Filter the data below for the string "this" and copy each matching line.
* BEGIN Supplied entries *
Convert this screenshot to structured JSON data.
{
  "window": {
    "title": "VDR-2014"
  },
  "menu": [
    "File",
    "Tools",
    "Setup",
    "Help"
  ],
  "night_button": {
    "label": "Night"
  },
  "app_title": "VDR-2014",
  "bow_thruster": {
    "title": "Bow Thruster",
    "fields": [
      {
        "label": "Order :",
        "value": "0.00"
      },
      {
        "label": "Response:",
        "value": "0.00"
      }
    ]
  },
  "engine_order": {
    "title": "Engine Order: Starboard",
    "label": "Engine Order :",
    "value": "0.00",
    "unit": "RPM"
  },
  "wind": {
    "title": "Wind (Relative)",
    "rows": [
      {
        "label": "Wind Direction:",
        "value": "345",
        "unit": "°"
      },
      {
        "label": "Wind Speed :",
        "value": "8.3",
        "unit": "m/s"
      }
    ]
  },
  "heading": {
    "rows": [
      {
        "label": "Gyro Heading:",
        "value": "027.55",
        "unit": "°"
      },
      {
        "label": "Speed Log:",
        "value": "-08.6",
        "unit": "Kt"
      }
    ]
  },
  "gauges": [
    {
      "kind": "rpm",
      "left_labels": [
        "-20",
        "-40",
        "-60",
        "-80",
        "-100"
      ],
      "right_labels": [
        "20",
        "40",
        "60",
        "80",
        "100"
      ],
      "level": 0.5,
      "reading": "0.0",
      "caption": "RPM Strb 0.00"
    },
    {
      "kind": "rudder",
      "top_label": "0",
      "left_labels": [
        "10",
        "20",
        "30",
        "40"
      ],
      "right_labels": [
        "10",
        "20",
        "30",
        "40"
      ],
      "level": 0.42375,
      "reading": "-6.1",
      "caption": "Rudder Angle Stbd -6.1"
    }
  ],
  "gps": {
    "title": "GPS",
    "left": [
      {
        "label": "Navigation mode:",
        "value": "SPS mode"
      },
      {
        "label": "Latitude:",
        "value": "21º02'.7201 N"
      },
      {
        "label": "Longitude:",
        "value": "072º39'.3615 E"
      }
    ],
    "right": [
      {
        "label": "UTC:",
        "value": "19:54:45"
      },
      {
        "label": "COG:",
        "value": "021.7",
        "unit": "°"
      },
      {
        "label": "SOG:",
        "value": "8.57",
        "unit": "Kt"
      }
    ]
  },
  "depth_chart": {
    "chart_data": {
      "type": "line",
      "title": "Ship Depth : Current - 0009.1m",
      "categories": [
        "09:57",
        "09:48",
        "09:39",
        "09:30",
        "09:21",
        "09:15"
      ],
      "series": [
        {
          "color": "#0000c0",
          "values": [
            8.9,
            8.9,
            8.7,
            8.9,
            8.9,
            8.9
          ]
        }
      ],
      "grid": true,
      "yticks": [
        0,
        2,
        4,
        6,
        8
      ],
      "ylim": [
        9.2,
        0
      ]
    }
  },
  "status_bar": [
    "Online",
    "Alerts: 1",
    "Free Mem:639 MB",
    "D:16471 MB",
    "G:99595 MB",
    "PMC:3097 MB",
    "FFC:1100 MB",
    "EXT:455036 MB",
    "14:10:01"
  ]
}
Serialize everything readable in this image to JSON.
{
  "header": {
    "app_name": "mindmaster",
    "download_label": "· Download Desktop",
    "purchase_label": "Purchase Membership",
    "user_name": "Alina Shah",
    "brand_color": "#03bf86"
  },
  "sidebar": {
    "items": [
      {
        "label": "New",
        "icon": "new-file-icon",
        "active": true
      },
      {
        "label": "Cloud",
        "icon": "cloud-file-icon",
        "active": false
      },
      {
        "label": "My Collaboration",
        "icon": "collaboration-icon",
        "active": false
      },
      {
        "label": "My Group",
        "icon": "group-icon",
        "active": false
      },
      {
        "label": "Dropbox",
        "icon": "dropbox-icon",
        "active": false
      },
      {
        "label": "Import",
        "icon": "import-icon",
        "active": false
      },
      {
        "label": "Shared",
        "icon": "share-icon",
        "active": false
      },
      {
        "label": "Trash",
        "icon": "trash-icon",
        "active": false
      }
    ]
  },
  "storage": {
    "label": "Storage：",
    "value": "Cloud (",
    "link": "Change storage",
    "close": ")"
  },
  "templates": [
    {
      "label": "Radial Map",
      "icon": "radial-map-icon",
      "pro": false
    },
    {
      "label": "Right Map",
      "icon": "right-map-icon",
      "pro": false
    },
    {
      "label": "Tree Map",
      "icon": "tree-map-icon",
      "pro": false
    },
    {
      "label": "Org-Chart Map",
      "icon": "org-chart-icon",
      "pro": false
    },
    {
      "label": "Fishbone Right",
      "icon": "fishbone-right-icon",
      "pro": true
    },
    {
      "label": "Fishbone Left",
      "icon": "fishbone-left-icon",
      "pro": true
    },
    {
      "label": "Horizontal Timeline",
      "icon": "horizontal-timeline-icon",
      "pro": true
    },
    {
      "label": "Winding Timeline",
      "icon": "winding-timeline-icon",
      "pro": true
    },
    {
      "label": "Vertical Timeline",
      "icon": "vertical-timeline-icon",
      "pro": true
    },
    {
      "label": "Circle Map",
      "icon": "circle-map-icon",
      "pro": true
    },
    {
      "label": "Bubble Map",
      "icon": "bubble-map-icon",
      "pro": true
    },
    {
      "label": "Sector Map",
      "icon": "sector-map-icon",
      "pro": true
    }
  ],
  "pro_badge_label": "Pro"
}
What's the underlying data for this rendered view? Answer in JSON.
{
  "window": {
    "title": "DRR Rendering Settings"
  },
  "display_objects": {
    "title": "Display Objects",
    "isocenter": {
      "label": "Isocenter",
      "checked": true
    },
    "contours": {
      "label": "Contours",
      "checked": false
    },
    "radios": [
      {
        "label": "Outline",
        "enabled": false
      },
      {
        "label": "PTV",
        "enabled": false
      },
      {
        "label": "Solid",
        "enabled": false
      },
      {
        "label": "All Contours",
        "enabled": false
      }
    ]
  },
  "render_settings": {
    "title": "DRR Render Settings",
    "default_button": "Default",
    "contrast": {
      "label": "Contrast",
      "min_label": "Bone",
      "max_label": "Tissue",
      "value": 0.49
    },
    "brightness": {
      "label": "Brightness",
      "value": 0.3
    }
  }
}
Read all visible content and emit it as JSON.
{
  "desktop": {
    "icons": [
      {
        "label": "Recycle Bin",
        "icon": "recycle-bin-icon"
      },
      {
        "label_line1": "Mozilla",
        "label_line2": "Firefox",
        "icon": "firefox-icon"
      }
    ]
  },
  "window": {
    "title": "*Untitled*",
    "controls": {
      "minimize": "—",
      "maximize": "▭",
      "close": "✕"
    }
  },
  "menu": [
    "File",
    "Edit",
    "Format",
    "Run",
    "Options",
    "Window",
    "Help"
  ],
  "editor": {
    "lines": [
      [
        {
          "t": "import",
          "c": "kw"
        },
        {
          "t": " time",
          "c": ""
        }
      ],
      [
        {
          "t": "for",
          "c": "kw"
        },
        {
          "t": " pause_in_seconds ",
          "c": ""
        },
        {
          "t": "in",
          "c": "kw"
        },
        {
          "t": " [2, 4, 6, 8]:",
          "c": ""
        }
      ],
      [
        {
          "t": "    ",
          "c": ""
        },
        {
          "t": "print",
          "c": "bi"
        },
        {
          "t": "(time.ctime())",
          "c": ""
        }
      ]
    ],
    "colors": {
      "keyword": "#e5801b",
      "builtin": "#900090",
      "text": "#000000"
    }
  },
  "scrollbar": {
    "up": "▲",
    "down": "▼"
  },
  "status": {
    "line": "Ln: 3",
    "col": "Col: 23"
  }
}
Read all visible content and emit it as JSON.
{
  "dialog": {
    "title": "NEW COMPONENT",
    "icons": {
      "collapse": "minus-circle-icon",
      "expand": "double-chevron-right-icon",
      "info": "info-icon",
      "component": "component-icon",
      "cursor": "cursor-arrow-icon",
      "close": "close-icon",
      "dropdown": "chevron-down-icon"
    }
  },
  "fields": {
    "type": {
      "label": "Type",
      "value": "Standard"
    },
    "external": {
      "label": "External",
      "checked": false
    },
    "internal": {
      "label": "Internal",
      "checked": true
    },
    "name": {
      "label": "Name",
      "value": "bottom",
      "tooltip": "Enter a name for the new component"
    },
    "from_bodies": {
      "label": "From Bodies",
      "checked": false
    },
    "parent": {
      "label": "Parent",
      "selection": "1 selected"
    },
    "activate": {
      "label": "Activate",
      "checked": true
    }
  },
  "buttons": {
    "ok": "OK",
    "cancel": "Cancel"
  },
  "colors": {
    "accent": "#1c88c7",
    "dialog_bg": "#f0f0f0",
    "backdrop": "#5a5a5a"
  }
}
* END Supplied entries *
» Written answer:
Convert this screenshot to structured JSON data.
Serialize everything readable in this image to JSON.
What's the underlying data for this rendered view? Answer in JSON.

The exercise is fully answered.